* Start *

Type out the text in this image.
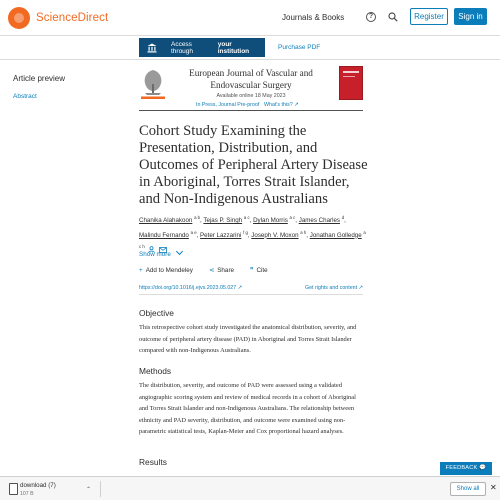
ScienceDirect	Journals & Books	?	Register	Sign in
Access through
your institution	Purchase PDF
Article preview
Abstract
European Journal of Vascular and Endovascular Surgery
Available online 18 May 2023
In Press, Journal Pre-proof What's this? ↗
Cohort Study Examining the Presentation, Distribution, and Outcomes of Peripheral Artery Disease in Aboriginal, Torres Strait Islander, and Non-Indigenous Australians
Chanika Alahakoon $^{a b}$, Tejas P. Singh $^{a c}$, Dylan Morris $^{a c}$, James Charles $^d$, Malindu Fernando $^{a e}$, Peter Lazzarini $^{f g}$, Joseph V. Moxon $^{a h}$, Jonathan Golledge $^{a c h}$
Show more
+ Add to Mendeley	⋖ Share	❞ Cite
https://doi.org/10.1016/j.ejvs.2023.05.027 ↗	Get rights and content ↗
Objective

This retrospective cohort study investigated the anatomical distribution, severity, and outcome of peripheral artery disease (PAD) in Aboriginal and Torres Strait Islander compared with non-Indigenous Australians.

Methods

The distribution, severity, and outcome of PAD were assessed using a validated angiographic scoring system and review of medical records in a cohort of Aboriginal and Torres Strait Islander and non-Indigenous Australians. The relationship between ethnicity and PAD severity, distribution, and outcome were examined using non-parametric statistical tests, Kaplan-Meier and Cox proportional hazard analyses.

Results
FEEDBACK 💬
download (7)
107 B
⌃	Show all	✕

* End *

▸ **INSTRUCTIONS FOR THE TASK**
All lines that include "Strait" are to be gathered and copied.

▸ **SOLVED PROBLEM**
Cohort Study Examining the Presentation, Distribution, and Outcomes of Peripheral Artery Disease in Aboriginal, Torres Strait Islander, and Non-Indigenous Australians
This retrospective cohort study investigated the anatomical distribution, severity, and outcome of peripheral artery disease (PAD) in Aboriginal and Torres Strait Islander compared with non-Indigenous Australians.
The distribution, severity, and outcome of PAD were assessed using a validated angiographic scoring system and review of medical records in a cohort of Aboriginal and Torres Strait Islander and non-Indigenous Australians. The relationship between ethnicity and PAD severity, distribution, and outcome were examined using non-parametric statistical tests, Kaplan-Meier and Cox proportional hazard analyses.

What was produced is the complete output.